# Task
Look through the listing below and report how many lines contain "要牢记习近平总书记", as a bare number.

# Excerpted data

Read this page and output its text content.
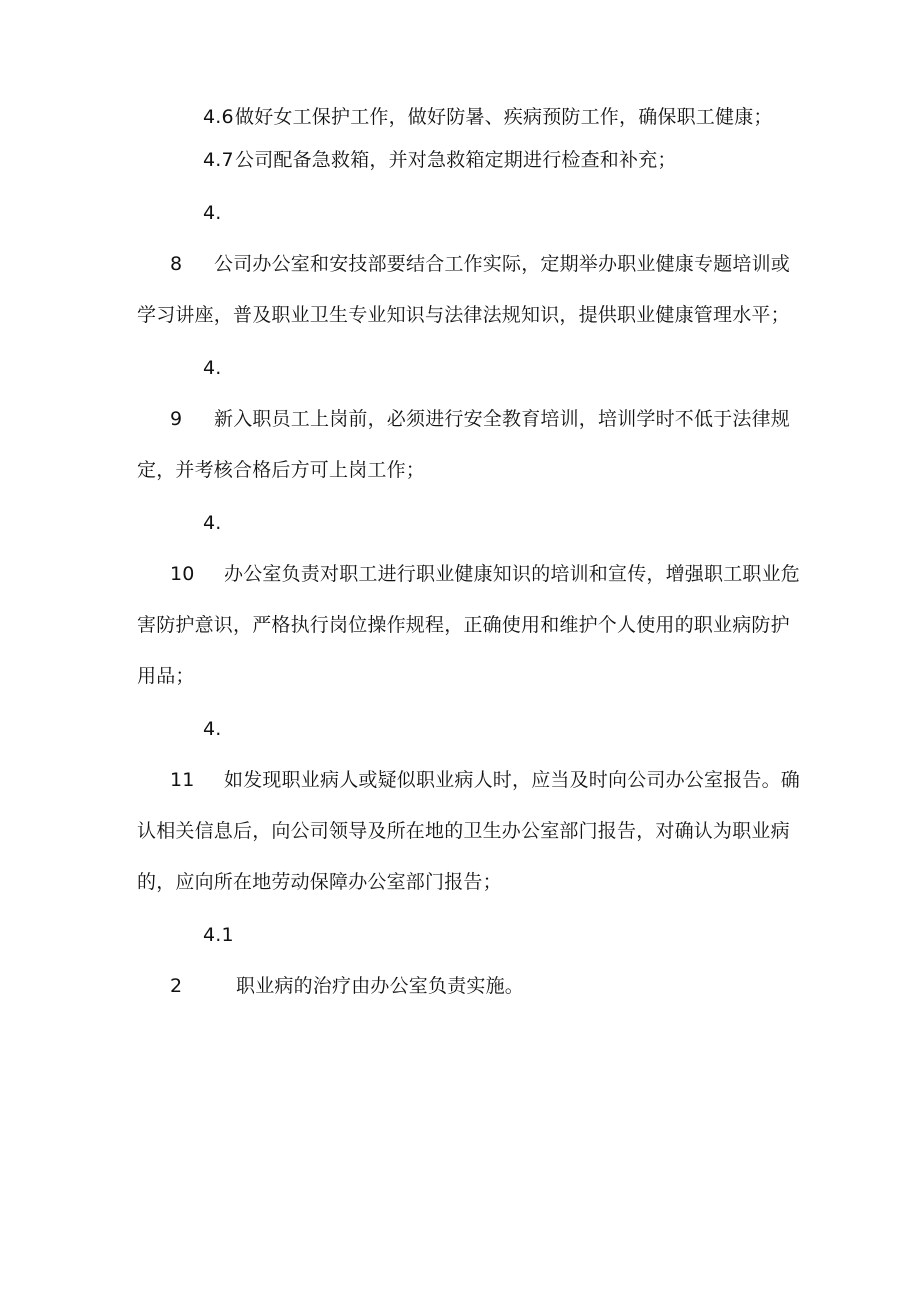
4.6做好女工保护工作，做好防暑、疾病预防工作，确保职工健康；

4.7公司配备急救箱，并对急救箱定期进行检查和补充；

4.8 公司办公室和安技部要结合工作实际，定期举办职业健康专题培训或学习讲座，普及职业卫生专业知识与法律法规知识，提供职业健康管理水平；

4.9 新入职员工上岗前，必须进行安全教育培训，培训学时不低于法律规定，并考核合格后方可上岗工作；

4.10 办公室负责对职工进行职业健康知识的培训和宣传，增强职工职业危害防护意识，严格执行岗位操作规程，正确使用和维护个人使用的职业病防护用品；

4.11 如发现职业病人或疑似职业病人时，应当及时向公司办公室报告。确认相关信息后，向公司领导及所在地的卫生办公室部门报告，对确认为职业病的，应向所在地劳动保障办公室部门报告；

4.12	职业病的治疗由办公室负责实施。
---
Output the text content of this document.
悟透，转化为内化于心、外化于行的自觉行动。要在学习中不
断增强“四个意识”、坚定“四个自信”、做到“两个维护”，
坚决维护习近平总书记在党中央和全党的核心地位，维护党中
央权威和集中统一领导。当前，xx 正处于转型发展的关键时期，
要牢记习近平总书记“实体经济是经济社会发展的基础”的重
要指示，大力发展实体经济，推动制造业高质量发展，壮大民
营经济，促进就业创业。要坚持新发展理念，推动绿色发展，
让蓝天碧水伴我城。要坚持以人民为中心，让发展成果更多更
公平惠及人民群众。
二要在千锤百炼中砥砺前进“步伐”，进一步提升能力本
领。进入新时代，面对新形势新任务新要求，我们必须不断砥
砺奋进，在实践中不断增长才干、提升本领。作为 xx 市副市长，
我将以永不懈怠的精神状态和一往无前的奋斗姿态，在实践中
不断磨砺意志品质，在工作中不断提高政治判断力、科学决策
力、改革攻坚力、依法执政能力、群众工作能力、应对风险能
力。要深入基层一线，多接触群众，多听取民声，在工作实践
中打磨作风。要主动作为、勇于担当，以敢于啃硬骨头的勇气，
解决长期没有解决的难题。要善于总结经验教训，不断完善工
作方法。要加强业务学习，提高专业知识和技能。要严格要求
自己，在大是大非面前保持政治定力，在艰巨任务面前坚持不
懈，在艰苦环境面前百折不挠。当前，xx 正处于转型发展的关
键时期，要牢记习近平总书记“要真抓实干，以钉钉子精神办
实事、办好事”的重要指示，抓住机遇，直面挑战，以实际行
...
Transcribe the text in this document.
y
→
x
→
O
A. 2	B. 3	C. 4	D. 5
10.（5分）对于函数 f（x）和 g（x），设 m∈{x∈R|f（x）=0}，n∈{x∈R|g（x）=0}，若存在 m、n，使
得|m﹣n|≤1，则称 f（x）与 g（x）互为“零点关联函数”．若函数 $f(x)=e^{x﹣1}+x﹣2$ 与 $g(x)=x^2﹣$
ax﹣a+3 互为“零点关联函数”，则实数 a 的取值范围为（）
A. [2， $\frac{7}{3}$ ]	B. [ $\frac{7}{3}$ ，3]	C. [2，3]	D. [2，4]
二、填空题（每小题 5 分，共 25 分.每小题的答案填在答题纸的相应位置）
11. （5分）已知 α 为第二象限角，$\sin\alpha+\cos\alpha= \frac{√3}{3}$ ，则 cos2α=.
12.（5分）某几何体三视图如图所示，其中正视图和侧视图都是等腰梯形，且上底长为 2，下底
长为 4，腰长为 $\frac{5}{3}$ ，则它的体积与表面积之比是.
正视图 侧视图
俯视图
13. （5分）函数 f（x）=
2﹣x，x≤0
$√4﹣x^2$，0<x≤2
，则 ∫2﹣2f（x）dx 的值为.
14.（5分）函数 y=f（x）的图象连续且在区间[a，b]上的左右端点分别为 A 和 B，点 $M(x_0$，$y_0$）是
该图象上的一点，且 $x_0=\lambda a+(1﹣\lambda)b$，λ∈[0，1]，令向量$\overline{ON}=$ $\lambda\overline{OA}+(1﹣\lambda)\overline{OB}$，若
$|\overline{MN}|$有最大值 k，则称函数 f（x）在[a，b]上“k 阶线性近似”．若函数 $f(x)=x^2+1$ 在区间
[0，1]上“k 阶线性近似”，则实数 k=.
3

# Output below
2